(Available data):
>> Start
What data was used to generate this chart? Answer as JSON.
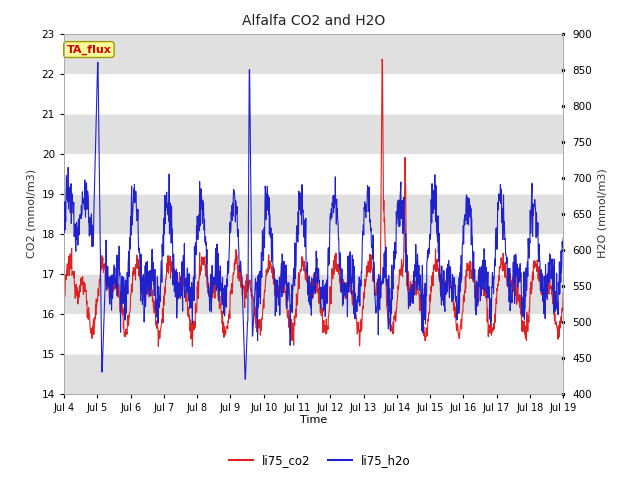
{
  "title": "Alfalfa CO2 and H2O",
  "xlabel": "Time",
  "ylabel_left": "CO2 (mmol/m3)",
  "ylabel_right": "H2O (mmol/m3)",
  "ylim_left": [
    14.0,
    23.0
  ],
  "ylim_right": [
    400,
    900
  ],
  "yticks_left": [
    14.0,
    15.0,
    16.0,
    17.0,
    18.0,
    19.0,
    20.0,
    21.0,
    22.0,
    23.0
  ],
  "yticks_right": [
    400,
    450,
    500,
    550,
    600,
    650,
    700,
    750,
    800,
    850,
    900
  ],
  "xtick_labels": [
    "Jul 4",
    "Jul 5",
    "Jul 6",
    "Jul 7",
    "Jul 8",
    "Jul 9",
    "Jul 10",
    "Jul 11",
    "Jul 12",
    "Jul 13",
    "Jul 14",
    "Jul 15",
    "Jul 16",
    "Jul 17",
    "Jul 18",
    "Jul 19"
  ],
  "tag_label": "TA_flux",
  "tag_bg": "#ffff99",
  "tag_border": "#999900",
  "tag_text_color": "#cc0000",
  "line_co2_color": "#dd2222",
  "line_h2o_color": "#2222cc",
  "legend_co2": "li75_co2",
  "legend_h2o": "li75_h2o",
  "plot_bg_light": "#ffffff",
  "plot_bg_dark": "#e0e0e0",
  "grid_color": "#ffffff",
  "fig_bg": "#ffffff"
}
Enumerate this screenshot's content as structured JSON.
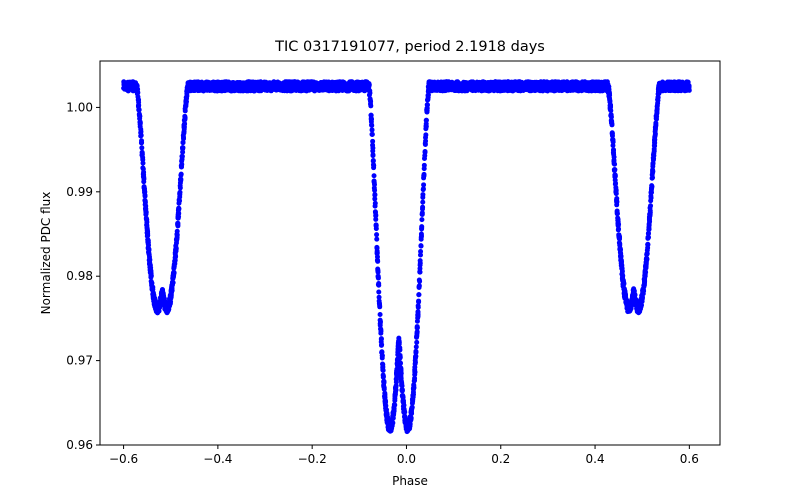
{
  "chart_data": {
    "type": "scatter",
    "title": "TIC 0317191077, period 2.1918 days",
    "xlabel": "Phase",
    "ylabel": "Normalized PDC flux",
    "xlim": [
      -0.65,
      0.665
    ],
    "ylim": [
      0.96,
      1.0055
    ],
    "x_ticks": [
      -0.6,
      -0.4,
      -0.2,
      0.0,
      0.2,
      0.4,
      0.6
    ],
    "x_tick_labels": [
      "−0.6",
      "−0.4",
      "−0.2",
      "0.0",
      "0.2",
      "0.4",
      "0.6"
    ],
    "y_ticks": [
      0.96,
      0.97,
      0.98,
      0.99,
      1.0
    ],
    "y_tick_labels": [
      "0.96",
      "0.97",
      "0.98",
      "0.99",
      "1.00"
    ],
    "marker_color": "#0000ff",
    "baseline_flux": 1.0025,
    "baseline_scatter": 0.0011,
    "phase_range": [
      -0.6,
      0.6
    ],
    "series": [
      {
        "name": "primary eclipse",
        "center_phases": [
          -0.035,
          0.003
        ],
        "min_flux": 0.962,
        "half_width_phase": 0.045
      },
      {
        "name": "secondary eclipse",
        "center_phases": [
          -0.528,
          -0.508,
          0.472,
          0.492
        ],
        "min_flux": 0.9762,
        "half_width_phase": 0.045
      }
    ]
  }
}
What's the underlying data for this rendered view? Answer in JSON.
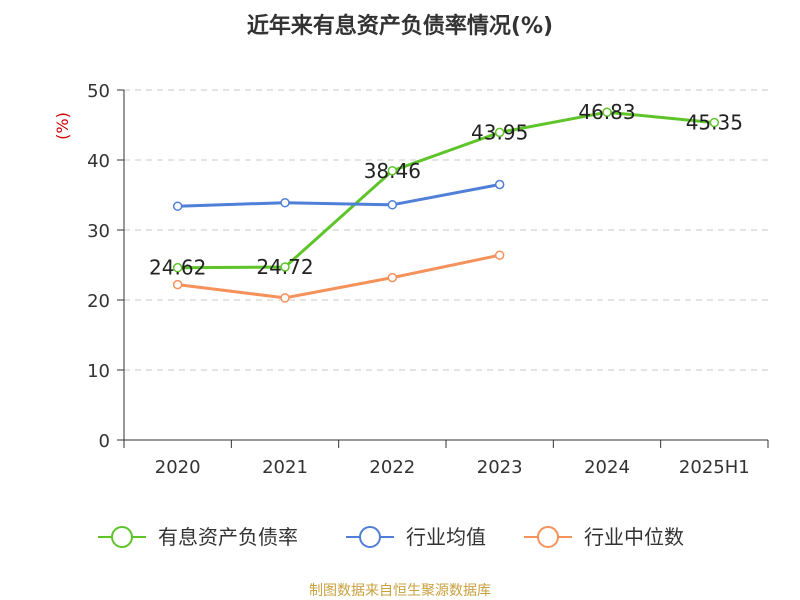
{
  "chart_data": {
    "type": "line",
    "title": "近年来有息资产负债率情况(%)",
    "ylabel": "(%)",
    "xlabel": "",
    "categories": [
      "2020",
      "2021",
      "2022",
      "2023",
      "2024",
      "2025H1"
    ],
    "ylim": [
      0,
      50
    ],
    "yticks": [
      0,
      10,
      20,
      30,
      40,
      50
    ],
    "grid": true,
    "legend_position": "bottom",
    "series": [
      {
        "name": "有息资产负债率",
        "color": "#5ec42a",
        "values": [
          24.62,
          24.72,
          38.46,
          43.95,
          46.83,
          45.35
        ],
        "labels": [
          "24.62",
          "24.72",
          "38.46",
          "43.95",
          "46.83",
          "45.35"
        ],
        "show_labels": true
      },
      {
        "name": "行业均值",
        "color": "#4f7fd8",
        "values": [
          33.4,
          33.9,
          33.6,
          36.5,
          null,
          null
        ],
        "show_labels": false
      },
      {
        "name": "行业中位数",
        "color": "#f5915a",
        "values": [
          22.2,
          20.3,
          23.2,
          26.4,
          null,
          null
        ],
        "show_labels": false
      }
    ],
    "source": "制图数据来自恒生聚源数据库"
  }
}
>> End
(Requirements): Repeat the listing above exactly, with no pictures.

(Task result):
What data was used to generate this chart? Answer as JSON.
{
  "title": "Alfalfa CO2 and H2O",
  "xlabel": "Time",
  "ylabel_left": "CO2 (mmol/m3)",
  "ylabel_right": "H2O (mmol/m3)",
  "ylim_left": [
    14.0,
    23.0
  ],
  "ylim_right": [
    400,
    900
  ],
  "yticks_left": [
    14.0,
    15.0,
    16.0,
    17.0,
    18.0,
    19.0,
    20.0,
    21.0,
    22.0,
    23.0
  ],
  "yticks_right": [
    400,
    450,
    500,
    550,
    600,
    650,
    700,
    750,
    800,
    850,
    900
  ],
  "xtick_labels": [
    "Jul 4",
    "Jul 5",
    "Jul 6",
    "Jul 7",
    "Jul 8",
    "Jul 9",
    "Jul 10",
    "Jul 11",
    "Jul 12",
    "Jul 13",
    "Jul 14",
    "Jul 15",
    "Jul 16",
    "Jul 17",
    "Jul 18",
    "Jul 19"
  ],
  "tag_label": "TA_flux",
  "tag_bg": "#ffff99",
  "tag_border": "#999900",
  "tag_text_color": "#cc0000",
  "line_co2_color": "#dd2222",
  "line_h2o_color": "#2222cc",
  "legend_co2": "li75_co2",
  "legend_h2o": "li75_h2o",
  "plot_bg_light": "#ffffff",
  "plot_bg_dark": "#e0e0e0",
  "grid_color": "#ffffff",
  "fig_bg": "#ffffff"
}
Enumerate this screenshot's content as structured JSON.
{
  "chart_data": {
    "type": "scatter",
    "title": "TIC 0317191077, period 2.1918 days",
    "xlabel": "Phase",
    "ylabel": "Normalized PDC flux",
    "xlim": [
      -0.65,
      0.665
    ],
    "ylim": [
      0.96,
      1.0055
    ],
    "x_ticks": [
      -0.6,
      -0.4,
      -0.2,
      0.0,
      0.2,
      0.4,
      0.6
    ],
    "x_tick_labels": [
      "−0.6",
      "−0.4",
      "−0.2",
      "0.0",
      "0.2",
      "0.4",
      "0.6"
    ],
    "y_ticks": [
      0.96,
      0.97,
      0.98,
      0.99,
      1.0
    ],
    "y_tick_labels": [
      "0.96",
      "0.97",
      "0.98",
      "0.99",
      "1.00"
    ],
    "marker_color": "#0000ff",
    "baseline_flux": 1.0025,
    "baseline_scatter": 0.0011,
    "phase_range": [
      -0.6,
      0.6
    ],
    "series": [
      {
        "name": "primary eclipse",
        "center_phases": [
          -0.035,
          0.003
        ],
        "min_flux": 0.962,
        "half_width_phase": 0.045
      },
      {
        "name": "secondary eclipse",
        "center_phases": [
          -0.528,
          -0.508,
          0.472,
          0.492
        ],
        "min_flux": 0.9762,
        "half_width_phase": 0.045
      }
    ]
  }
}
What's the underlying data for this rendered view? Answer in JSON.
{
  "chart_data": {
    "type": "line",
    "title": "近年来有息资产负债率情况(%)",
    "ylabel": "(%)",
    "xlabel": "",
    "categories": [
      "2020",
      "2021",
      "2022",
      "2023",
      "2024",
      "2025H1"
    ],
    "ylim": [
      0,
      50
    ],
    "yticks": [
      0,
      10,
      20,
      30,
      40,
      50
    ],
    "grid": true,
    "legend_position": "bottom",
    "series": [
      {
        "name": "有息资产负债率",
        "color": "#5ec42a",
        "values": [
          24.62,
          24.72,
          38.46,
          43.95,
          46.83,
          45.35
        ],
        "labels": [
          "24.62",
          "24.72",
          "38.46",
          "43.95",
          "46.83",
          "45.35"
        ],
        "show_labels": true
      },
      {
        "name": "行业均值",
        "color": "#4f7fd8",
        "values": [
          33.4,
          33.9,
          33.6,
          36.5,
          null,
          null
        ],
        "show_labels": false
      },
      {
        "name": "行业中位数",
        "color": "#f5915a",
        "values": [
          22.2,
          20.3,
          23.2,
          26.4,
          null,
          null
        ],
        "show_labels": false
      }
    ],
    "source": "制图数据来自恒生聚源数据库"
  }
}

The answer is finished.